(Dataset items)
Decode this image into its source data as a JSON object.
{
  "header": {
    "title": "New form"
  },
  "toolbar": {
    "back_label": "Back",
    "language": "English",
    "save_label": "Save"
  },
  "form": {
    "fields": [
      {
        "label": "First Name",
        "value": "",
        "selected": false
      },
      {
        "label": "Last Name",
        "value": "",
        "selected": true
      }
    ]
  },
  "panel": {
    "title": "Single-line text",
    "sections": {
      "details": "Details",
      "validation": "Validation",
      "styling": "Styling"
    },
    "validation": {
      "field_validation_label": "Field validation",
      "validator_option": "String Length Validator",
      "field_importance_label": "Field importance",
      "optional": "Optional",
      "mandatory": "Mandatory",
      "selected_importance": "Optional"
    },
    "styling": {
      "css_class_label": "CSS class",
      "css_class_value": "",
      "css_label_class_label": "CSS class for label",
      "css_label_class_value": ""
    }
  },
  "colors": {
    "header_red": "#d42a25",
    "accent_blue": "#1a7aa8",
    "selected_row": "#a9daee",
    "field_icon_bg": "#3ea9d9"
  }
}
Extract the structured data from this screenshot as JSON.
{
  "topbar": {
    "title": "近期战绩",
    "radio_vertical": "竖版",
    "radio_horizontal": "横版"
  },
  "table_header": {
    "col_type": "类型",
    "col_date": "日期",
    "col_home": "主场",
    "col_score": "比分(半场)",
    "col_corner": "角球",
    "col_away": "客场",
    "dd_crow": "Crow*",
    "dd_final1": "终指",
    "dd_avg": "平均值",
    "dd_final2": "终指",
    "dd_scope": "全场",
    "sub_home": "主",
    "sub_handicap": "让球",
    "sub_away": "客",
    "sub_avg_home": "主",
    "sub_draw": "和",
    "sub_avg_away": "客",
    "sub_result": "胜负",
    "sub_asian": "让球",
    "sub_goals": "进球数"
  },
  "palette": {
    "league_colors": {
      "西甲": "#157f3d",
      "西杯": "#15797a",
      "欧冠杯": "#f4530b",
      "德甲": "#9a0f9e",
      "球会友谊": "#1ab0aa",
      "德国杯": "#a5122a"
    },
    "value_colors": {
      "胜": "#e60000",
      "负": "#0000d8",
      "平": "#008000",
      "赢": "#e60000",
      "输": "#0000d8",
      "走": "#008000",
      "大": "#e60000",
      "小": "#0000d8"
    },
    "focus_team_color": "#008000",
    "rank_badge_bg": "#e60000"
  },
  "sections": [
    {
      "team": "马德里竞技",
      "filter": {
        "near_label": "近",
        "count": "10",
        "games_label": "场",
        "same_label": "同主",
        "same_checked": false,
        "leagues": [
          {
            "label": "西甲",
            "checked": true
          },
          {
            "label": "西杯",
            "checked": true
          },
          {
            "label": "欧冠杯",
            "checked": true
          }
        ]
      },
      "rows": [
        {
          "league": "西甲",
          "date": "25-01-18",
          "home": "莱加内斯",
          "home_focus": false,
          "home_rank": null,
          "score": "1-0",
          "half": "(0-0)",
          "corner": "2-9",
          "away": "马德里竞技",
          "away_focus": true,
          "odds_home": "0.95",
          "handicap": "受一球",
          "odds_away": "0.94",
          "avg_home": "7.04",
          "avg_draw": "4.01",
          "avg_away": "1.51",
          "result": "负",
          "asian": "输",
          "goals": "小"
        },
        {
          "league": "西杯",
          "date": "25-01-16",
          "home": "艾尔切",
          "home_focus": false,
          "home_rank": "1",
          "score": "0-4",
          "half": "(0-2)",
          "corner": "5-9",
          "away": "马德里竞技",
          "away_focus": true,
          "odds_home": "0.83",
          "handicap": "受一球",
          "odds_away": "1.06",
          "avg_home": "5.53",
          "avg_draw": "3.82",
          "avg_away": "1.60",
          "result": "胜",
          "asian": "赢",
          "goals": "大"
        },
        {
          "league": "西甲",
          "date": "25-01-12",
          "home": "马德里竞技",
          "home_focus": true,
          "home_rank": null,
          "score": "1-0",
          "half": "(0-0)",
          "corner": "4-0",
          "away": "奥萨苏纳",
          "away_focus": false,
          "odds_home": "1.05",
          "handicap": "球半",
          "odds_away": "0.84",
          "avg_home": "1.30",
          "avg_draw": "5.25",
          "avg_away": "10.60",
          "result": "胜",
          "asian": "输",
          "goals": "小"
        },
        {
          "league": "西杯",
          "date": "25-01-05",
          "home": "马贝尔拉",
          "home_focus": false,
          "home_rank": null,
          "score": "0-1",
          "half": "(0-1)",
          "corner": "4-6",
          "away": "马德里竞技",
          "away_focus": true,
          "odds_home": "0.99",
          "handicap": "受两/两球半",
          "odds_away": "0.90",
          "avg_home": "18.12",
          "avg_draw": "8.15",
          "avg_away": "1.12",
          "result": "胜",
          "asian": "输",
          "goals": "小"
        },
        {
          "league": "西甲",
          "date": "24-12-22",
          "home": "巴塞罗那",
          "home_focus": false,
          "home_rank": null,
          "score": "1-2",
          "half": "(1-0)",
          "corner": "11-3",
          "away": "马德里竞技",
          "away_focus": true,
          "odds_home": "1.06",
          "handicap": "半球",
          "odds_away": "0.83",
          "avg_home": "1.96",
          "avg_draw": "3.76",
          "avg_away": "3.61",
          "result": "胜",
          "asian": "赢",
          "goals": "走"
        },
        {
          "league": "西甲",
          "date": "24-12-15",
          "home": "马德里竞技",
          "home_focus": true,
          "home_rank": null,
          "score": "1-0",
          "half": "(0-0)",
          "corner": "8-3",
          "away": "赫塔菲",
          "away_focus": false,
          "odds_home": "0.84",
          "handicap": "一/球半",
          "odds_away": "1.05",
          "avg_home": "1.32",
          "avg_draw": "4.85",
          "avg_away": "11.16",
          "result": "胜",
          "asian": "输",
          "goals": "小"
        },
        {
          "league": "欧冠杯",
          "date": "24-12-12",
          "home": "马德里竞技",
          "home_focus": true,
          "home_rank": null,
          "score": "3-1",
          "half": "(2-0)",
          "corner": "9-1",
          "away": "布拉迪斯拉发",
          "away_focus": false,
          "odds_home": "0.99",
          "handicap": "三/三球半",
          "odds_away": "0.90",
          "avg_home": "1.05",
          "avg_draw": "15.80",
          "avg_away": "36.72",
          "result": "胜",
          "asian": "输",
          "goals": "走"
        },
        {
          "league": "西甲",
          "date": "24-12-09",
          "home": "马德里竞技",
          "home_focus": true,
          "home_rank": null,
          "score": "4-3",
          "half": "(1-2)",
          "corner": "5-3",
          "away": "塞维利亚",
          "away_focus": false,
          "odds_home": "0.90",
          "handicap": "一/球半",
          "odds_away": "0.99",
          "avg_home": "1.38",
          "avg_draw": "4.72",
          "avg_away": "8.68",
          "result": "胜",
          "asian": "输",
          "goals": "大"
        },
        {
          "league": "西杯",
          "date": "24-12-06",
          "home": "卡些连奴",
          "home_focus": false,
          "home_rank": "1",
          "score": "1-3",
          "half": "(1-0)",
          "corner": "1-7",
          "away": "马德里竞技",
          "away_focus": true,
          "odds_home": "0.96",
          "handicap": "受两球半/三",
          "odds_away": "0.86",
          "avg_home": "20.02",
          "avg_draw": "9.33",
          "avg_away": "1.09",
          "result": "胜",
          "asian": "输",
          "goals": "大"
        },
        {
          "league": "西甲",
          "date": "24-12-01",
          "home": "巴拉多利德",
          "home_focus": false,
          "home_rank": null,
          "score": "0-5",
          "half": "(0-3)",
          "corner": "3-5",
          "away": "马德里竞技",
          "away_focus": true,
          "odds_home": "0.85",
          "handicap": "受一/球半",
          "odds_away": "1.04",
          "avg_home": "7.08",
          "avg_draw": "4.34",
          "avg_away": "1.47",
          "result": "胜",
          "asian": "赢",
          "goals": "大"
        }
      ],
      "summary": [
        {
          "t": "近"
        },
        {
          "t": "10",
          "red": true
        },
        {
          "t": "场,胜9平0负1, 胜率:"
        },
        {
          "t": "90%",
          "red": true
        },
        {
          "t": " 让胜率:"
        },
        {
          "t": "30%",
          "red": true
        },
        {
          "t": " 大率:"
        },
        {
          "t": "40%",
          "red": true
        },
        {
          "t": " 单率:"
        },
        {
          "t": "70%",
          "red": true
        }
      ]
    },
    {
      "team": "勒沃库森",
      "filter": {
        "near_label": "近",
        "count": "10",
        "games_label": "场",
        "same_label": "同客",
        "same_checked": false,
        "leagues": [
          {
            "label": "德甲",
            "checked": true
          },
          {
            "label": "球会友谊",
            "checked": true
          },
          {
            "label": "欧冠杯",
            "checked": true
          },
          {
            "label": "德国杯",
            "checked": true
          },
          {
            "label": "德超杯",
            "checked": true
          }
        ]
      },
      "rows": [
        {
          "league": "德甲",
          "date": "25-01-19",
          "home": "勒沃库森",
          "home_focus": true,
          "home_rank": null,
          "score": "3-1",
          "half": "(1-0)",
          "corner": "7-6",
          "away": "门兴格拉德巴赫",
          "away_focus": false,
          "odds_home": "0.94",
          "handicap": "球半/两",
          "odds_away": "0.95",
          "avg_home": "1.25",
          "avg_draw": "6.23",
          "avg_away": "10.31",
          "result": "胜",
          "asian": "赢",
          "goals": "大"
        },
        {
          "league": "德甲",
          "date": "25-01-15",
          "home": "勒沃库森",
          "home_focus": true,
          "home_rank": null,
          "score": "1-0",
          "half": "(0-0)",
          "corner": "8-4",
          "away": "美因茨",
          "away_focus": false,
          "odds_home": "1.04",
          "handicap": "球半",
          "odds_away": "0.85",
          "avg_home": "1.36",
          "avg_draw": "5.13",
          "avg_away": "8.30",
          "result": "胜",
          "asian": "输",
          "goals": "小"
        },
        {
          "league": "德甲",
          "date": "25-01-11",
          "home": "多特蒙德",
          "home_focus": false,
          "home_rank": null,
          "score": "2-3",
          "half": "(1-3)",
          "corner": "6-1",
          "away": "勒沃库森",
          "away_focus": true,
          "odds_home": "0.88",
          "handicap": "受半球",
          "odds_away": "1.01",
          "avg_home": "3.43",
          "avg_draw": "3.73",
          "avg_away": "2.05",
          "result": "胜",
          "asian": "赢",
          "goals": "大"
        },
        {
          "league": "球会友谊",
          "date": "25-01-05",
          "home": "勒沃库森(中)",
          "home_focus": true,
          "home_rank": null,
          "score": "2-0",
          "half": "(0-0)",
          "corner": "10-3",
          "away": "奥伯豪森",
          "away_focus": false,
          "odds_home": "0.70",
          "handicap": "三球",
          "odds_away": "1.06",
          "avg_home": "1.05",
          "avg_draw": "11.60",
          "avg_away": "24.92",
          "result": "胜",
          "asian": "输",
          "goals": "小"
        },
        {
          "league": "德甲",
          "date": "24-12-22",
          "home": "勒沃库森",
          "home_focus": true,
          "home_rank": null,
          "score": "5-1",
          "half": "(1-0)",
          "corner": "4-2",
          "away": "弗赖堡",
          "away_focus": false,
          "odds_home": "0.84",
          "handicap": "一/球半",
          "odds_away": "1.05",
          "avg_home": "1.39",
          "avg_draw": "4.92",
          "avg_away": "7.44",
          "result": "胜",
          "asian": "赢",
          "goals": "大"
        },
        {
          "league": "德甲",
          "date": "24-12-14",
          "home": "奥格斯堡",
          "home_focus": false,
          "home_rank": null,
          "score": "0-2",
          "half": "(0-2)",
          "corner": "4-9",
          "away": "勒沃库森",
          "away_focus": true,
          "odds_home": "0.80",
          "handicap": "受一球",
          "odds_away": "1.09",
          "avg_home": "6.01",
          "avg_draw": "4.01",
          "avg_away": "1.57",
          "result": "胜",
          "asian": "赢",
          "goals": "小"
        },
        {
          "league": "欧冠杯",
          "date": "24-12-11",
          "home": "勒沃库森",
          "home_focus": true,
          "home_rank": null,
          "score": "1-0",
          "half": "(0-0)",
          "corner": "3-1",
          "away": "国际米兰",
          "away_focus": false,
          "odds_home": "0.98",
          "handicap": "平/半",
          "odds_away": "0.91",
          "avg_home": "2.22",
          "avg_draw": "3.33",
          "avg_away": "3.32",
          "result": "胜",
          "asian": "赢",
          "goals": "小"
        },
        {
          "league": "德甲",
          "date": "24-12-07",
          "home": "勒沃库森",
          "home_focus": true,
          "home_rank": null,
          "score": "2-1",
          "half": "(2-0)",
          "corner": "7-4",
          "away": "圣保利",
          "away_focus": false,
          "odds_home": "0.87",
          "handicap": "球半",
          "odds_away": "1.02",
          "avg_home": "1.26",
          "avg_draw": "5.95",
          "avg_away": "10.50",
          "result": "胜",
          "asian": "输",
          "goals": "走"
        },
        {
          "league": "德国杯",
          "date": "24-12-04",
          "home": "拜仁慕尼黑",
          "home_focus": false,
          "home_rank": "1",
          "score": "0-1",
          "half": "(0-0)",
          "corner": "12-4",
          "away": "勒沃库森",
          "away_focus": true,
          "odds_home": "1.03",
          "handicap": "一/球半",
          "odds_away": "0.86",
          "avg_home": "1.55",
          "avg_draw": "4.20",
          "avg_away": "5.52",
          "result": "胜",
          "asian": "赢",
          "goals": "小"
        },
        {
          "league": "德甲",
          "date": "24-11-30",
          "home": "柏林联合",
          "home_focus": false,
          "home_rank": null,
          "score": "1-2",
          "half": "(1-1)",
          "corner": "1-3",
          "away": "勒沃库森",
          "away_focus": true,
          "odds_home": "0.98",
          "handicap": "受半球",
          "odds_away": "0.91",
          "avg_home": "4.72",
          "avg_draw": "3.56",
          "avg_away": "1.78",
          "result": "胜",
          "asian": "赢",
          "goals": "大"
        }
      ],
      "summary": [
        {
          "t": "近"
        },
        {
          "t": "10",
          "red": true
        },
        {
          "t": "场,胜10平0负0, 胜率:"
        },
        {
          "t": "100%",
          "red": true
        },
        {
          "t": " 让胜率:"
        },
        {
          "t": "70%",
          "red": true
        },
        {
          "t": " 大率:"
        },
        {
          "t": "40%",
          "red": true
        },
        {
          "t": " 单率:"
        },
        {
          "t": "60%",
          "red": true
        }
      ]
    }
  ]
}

_GOAL OF THE EXERCISE_
For the listing above, identify each line bearing "JSON".

_TASK RESULT_
Decode this image into its source data as a JSON object.
Extract the structured data from this screenshot as JSON.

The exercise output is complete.